Records for this task:
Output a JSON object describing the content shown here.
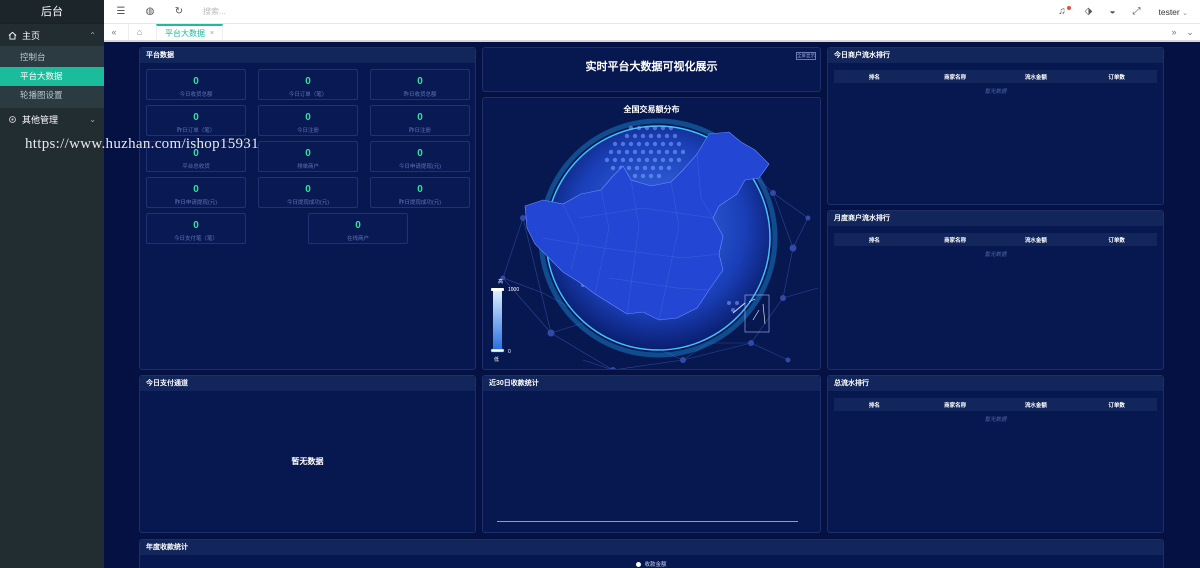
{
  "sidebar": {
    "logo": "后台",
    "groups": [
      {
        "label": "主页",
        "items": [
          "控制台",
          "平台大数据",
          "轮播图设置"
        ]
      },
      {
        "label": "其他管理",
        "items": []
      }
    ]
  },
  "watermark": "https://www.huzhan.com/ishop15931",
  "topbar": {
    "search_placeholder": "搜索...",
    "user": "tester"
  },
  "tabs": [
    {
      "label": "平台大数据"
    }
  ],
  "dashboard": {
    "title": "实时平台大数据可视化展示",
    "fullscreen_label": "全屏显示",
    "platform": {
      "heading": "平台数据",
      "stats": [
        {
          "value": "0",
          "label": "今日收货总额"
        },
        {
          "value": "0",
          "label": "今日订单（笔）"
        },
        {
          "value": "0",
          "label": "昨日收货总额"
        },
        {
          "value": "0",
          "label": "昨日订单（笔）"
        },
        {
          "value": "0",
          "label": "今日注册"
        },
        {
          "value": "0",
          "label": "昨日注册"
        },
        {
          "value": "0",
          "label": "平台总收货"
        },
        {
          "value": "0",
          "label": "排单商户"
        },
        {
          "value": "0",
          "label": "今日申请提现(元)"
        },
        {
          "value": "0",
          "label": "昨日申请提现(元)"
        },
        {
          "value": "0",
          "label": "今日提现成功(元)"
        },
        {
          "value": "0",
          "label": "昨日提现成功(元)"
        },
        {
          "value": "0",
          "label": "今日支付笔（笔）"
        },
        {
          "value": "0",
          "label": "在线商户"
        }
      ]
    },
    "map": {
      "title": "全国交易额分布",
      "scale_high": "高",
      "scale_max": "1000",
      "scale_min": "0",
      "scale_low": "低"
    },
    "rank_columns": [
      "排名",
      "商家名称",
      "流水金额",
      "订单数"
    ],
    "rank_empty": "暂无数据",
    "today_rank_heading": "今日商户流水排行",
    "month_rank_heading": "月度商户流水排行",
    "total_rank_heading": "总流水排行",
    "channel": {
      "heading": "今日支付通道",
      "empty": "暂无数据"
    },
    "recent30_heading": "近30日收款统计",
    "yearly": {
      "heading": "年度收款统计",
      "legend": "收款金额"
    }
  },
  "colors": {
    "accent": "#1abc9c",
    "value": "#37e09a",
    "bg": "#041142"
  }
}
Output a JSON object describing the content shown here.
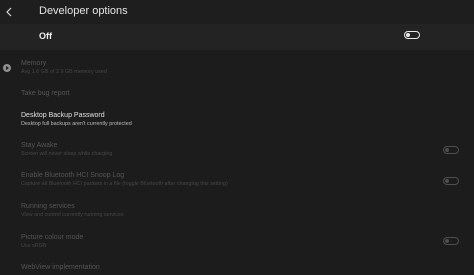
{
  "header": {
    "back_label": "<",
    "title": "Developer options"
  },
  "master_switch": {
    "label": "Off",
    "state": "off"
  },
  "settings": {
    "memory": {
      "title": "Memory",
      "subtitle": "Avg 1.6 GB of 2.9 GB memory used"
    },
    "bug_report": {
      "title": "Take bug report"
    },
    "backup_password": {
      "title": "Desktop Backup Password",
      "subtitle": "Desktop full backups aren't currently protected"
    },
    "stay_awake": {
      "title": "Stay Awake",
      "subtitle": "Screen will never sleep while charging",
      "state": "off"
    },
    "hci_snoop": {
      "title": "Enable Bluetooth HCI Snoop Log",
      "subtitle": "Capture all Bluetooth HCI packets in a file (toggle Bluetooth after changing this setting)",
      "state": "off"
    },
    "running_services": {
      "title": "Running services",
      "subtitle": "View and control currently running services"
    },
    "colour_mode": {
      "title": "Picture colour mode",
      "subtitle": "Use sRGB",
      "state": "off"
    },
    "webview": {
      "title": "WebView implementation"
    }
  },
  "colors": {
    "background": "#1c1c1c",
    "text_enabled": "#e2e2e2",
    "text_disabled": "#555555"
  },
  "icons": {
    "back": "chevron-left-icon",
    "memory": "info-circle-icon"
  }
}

Set exercise: Quote every line word for word and keep the images out of the copy.

Exercise response:
Output a JSON object describing the content shown here.
{
  "sidebar": {
    "logo": "后台",
    "groups": [
      {
        "label": "主页",
        "items": [
          "控制台",
          "平台大数据",
          "轮播图设置"
        ]
      },
      {
        "label": "其他管理",
        "items": []
      }
    ]
  },
  "watermark": "https://www.huzhan.com/ishop15931",
  "topbar": {
    "search_placeholder": "搜索...",
    "user": "tester"
  },
  "tabs": [
    {
      "label": "平台大数据"
    }
  ],
  "dashboard": {
    "title": "实时平台大数据可视化展示",
    "fullscreen_label": "全屏显示",
    "platform": {
      "heading": "平台数据",
      "stats": [
        {
          "value": "0",
          "label": "今日收货总额"
        },
        {
          "value": "0",
          "label": "今日订单（笔）"
        },
        {
          "value": "0",
          "label": "昨日收货总额"
        },
        {
          "value": "0",
          "label": "昨日订单（笔）"
        },
        {
          "value": "0",
          "label": "今日注册"
        },
        {
          "value": "0",
          "label": "昨日注册"
        },
        {
          "value": "0",
          "label": "平台总收货"
        },
        {
          "value": "0",
          "label": "排单商户"
        },
        {
          "value": "0",
          "label": "今日申请提现(元)"
        },
        {
          "value": "0",
          "label": "昨日申请提现(元)"
        },
        {
          "value": "0",
          "label": "今日提现成功(元)"
        },
        {
          "value": "0",
          "label": "昨日提现成功(元)"
        },
        {
          "value": "0",
          "label": "今日支付笔（笔）"
        },
        {
          "value": "0",
          "label": "在线商户"
        }
      ]
    },
    "map": {
      "title": "全国交易额分布",
      "scale_high": "高",
      "scale_max": "1000",
      "scale_min": "0",
      "scale_low": "低"
    },
    "rank_columns": [
      "排名",
      "商家名称",
      "流水金额",
      "订单数"
    ],
    "rank_empty": "暂无数据",
    "today_rank_heading": "今日商户流水排行",
    "month_rank_heading": "月度商户流水排行",
    "total_rank_heading": "总流水排行",
    "channel": {
      "heading": "今日支付通道",
      "empty": "暂无数据"
    },
    "recent30_heading": "近30日收款统计",
    "yearly": {
      "heading": "年度收款统计",
      "legend": "收款金额"
    }
  },
  "colors": {
    "accent": "#1abc9c",
    "value": "#37e09a",
    "bg": "#041142"
  }
}
Output a JSON object describing the content shown here.
{
  "header": {
    "back_label": "<",
    "title": "Developer options"
  },
  "master_switch": {
    "label": "Off",
    "state": "off"
  },
  "settings": {
    "memory": {
      "title": "Memory",
      "subtitle": "Avg 1.6 GB of 2.9 GB memory used"
    },
    "bug_report": {
      "title": "Take bug report"
    },
    "backup_password": {
      "title": "Desktop Backup Password",
      "subtitle": "Desktop full backups aren't currently protected"
    },
    "stay_awake": {
      "title": "Stay Awake",
      "subtitle": "Screen will never sleep while charging",
      "state": "off"
    },
    "hci_snoop": {
      "title": "Enable Bluetooth HCI Snoop Log",
      "subtitle": "Capture all Bluetooth HCI packets in a file (toggle Bluetooth after changing this setting)",
      "state": "off"
    },
    "running_services": {
      "title": "Running services",
      "subtitle": "View and control currently running services"
    },
    "colour_mode": {
      "title": "Picture colour mode",
      "subtitle": "Use sRGB",
      "state": "off"
    },
    "webview": {
      "title": "WebView implementation"
    }
  },
  "colors": {
    "background": "#1c1c1c",
    "text_enabled": "#e2e2e2",
    "text_disabled": "#555555"
  },
  "icons": {
    "back": "chevron-left-icon",
    "memory": "info-circle-icon"
  }
}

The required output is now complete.